Data for processing:

------------------------

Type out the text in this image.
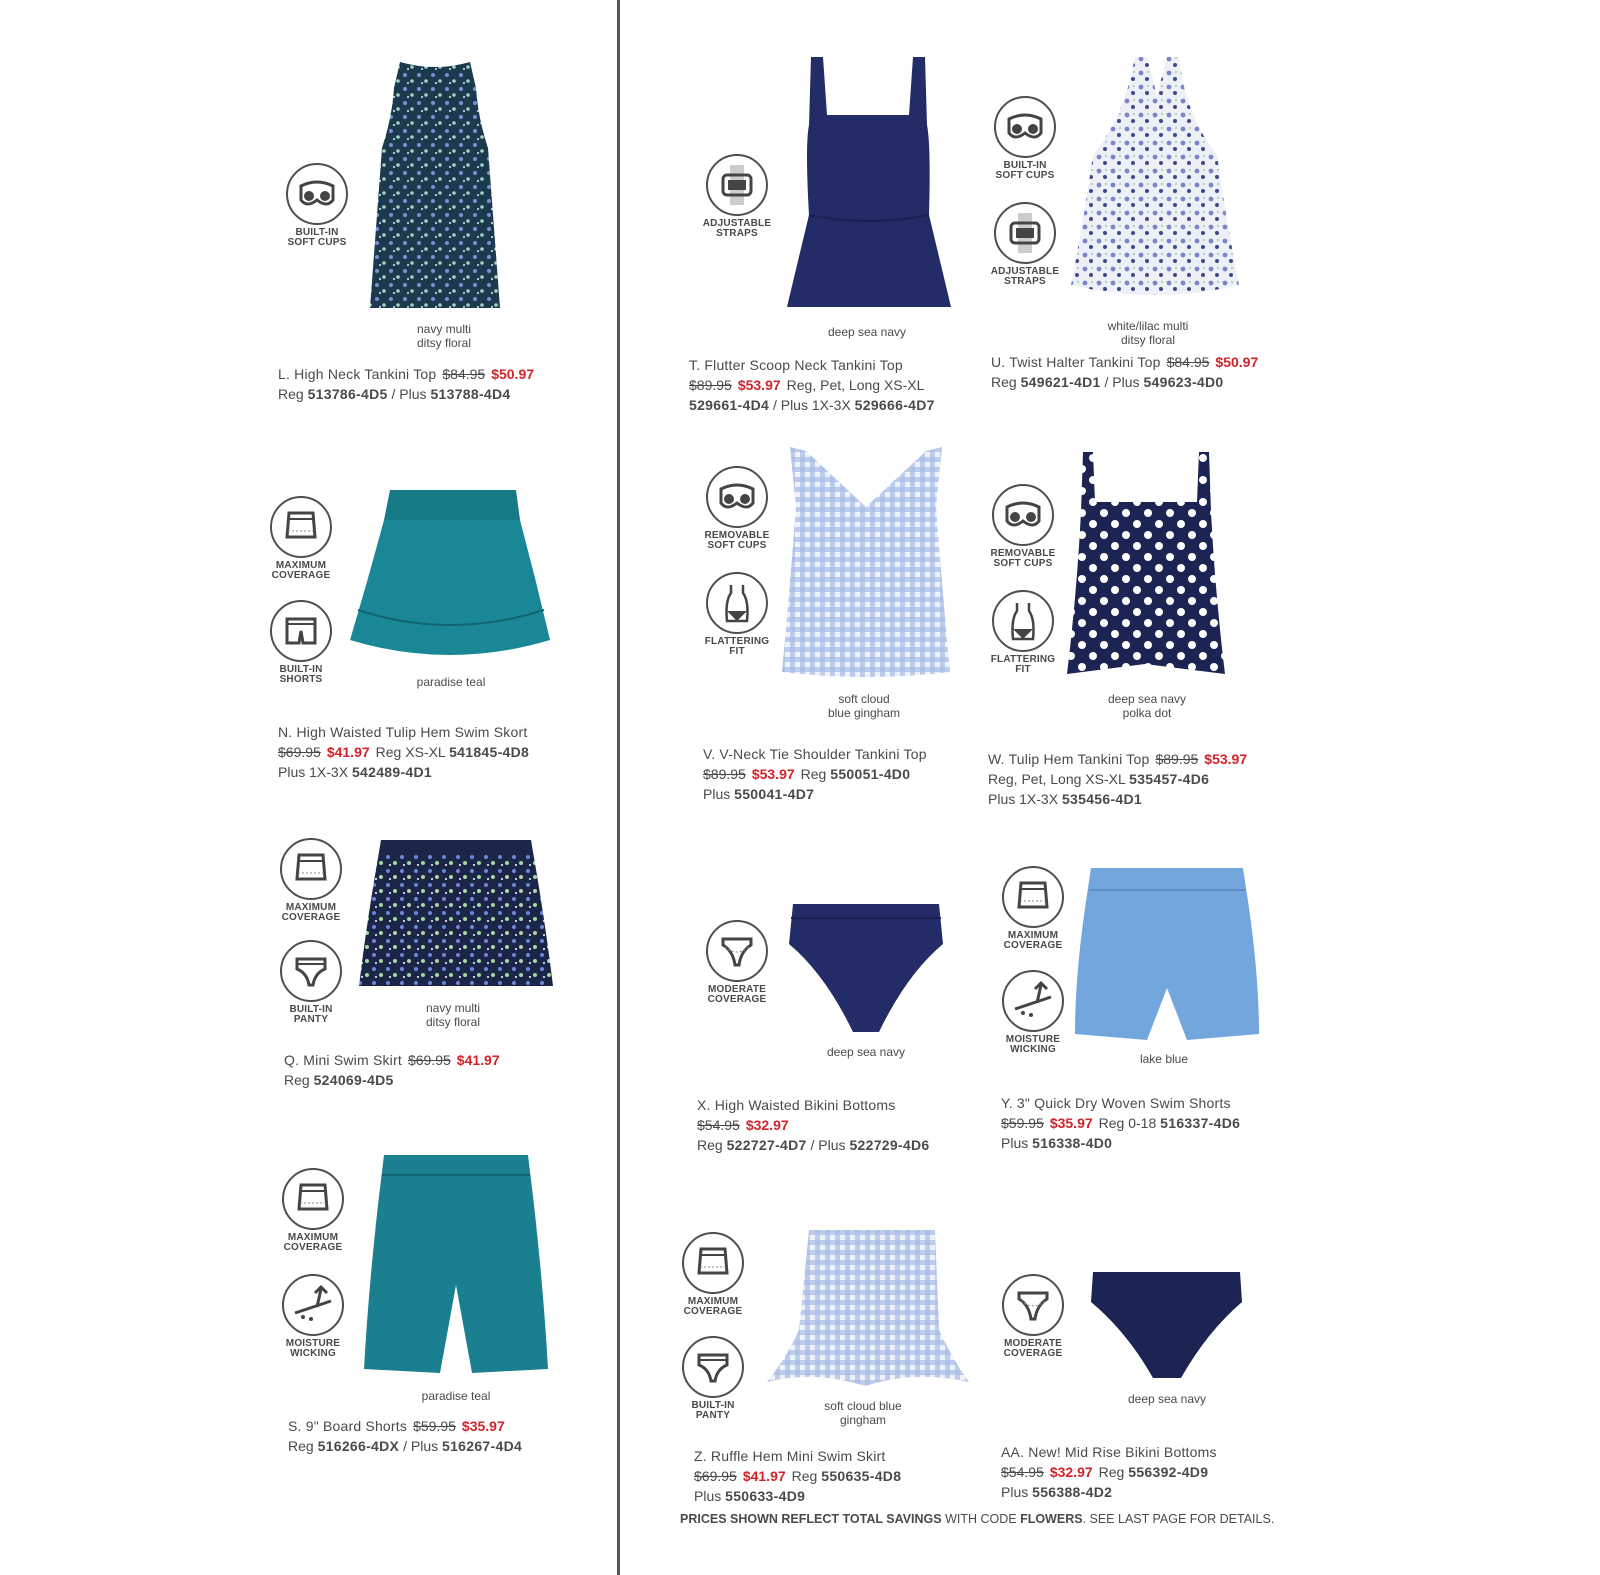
BUILT-IN
SOFT CUPS
navy multi
ditsy floral
L. High Neck Tankini Top $84.95 $50.97
Reg 513786-4D5 / Plus 513788-4D4
ADJUSTABLE
STRAPS
deep sea navy
T. Flutter Scoop Neck Tankini Top
$89.95 $53.97 Reg, Pet, Long XS-XL
529661-4D4 / Plus 1X-3X 529666-4D7
BUILT-IN
SOFT CUPS
ADJUSTABLE
STRAPS
white/lilac multi
ditsy floral
U. Twist Halter Tankini Top $84.95 $50.97
Reg 549621-4D1 / Plus 549623-4D0
MAXIMUM
COVERAGE
BUILT-IN
SHORTS	paradise teal
N. High Waisted Tulip Hem Swim Skort
$69.95 $41.97 Reg XS-XL 541845-4D8
Plus 1X-3X 542489-4D1
REMOVABLE
SOFT CUPS
FLATTERING
FIT
soft cloud
blue gingham
V. V-Neck Tie Shoulder Tankini Top
$89.95 $53.97 Reg 550051-4D0
Plus 550041-4D7
REMOVABLE
SOFT CUPS
FLATTERING
FIT
deep sea navy
polka dot
W. Tulip Hem Tankini Top $89.95 $53.97
Reg, Pet, Long XS-XL 535457-4D6
Plus 1X-3X 535456-4D1
MAXIMUM
COVERAGE
BUILT-IN
PANTY
navy multi
ditsy floral
Q. Mini Swim Skirt $69.95 $41.97
Reg 524069-4D5
MODERATE
COVERAGE
deep sea navy
X. High Waisted Bikini Bottoms
$54.95 $32.97
Reg 522727-4D7 / Plus 522729-4D6
MAXIMUM
COVERAGE
MOISTURE
WICKING
lake blue
Y. 3" Quick Dry Woven Swim Shorts
$59.95 $35.97 Reg 0-18 516337-4D6
Plus 516338-4D0
MAXIMUM
COVERAGE
MOISTURE
WICKING
paradise teal
S. 9" Board Shorts $59.95 $35.97
Reg 516266-4DX / Plus 516267-4D4
MAXIMUM
COVERAGE
BUILT-IN
PANTY
soft cloud blue
gingham
Z. Ruffle Hem Mini Swim Skirt
$69.95 $41.97 Reg 550635-4D8
Plus 550633-4D9
MODERATE
COVERAGE
deep sea navy
AA. New! Mid Rise Bikini Bottoms
$54.95 $32.97 Reg 556392-4D9
Plus 556388-4D2
PRICES SHOWN REFLECT TOTAL SAVINGS WITH CODE FLOWERS. SEE LAST PAGE FOR DETAILS.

------------------------

Problem to solve:
Without including any pictures, please restate all the records exactly.

Written response:
Type out the text in this image.
BUILT-IN
SOFT CUPS
navy multi
ditsy floral
L. High Neck Tankini Top $84.95 $50.97
Reg 513786-4D5 / Plus 513788-4D4
ADJUSTABLE
STRAPS
deep sea navy
T. Flutter Scoop Neck Tankini Top
$89.95 $53.97 Reg, Pet, Long XS-XL
529661-4D4 / Plus 1X-3X 529666-4D7
BUILT-IN
SOFT CUPS
ADJUSTABLE
STRAPS
white/lilac multi
ditsy floral
U. Twist Halter Tankini Top $84.95 $50.97
Reg 549621-4D1 / Plus 549623-4D0
MAXIMUM
COVERAGE
BUILT-IN
SHORTS	paradise teal
N. High Waisted Tulip Hem Swim Skort
$69.95 $41.97 Reg XS-XL 541845-4D8
Plus 1X-3X 542489-4D1
REMOVABLE
SOFT CUPS
FLATTERING
FIT
soft cloud
blue gingham
V. V-Neck Tie Shoulder Tankini Top
$89.95 $53.97 Reg 550051-4D0
Plus 550041-4D7
REMOVABLE
SOFT CUPS
FLATTERING
FIT
deep sea navy
polka dot
W. Tulip Hem Tankini Top $89.95 $53.97
Reg, Pet, Long XS-XL 535457-4D6
Plus 1X-3X 535456-4D1
MAXIMUM
COVERAGE
BUILT-IN
PANTY
navy multi
ditsy floral
Q. Mini Swim Skirt $69.95 $41.97
Reg 524069-4D5
MODERATE
COVERAGE
deep sea navy
X. High Waisted Bikini Bottoms
$54.95 $32.97
Reg 522727-4D7 / Plus 522729-4D6
MAXIMUM
COVERAGE
MOISTURE
WICKING
lake blue
Y. 3" Quick Dry Woven Swim Shorts
$59.95 $35.97 Reg 0-18 516337-4D6
Plus 516338-4D0
MAXIMUM
COVERAGE
MOISTURE
WICKING
paradise teal
S. 9" Board Shorts $59.95 $35.97
Reg 516266-4DX / Plus 516267-4D4
MAXIMUM
COVERAGE
BUILT-IN
PANTY
soft cloud blue
gingham
Z. Ruffle Hem Mini Swim Skirt
$69.95 $41.97 Reg 550635-4D8
Plus 550633-4D9
MODERATE
COVERAGE
deep sea navy
AA. New! Mid Rise Bikini Bottoms
$54.95 $32.97 Reg 556392-4D9
Plus 556388-4D2
PRICES SHOWN REFLECT TOTAL SAVINGS WITH CODE FLOWERS. SEE LAST PAGE FOR DETAILS.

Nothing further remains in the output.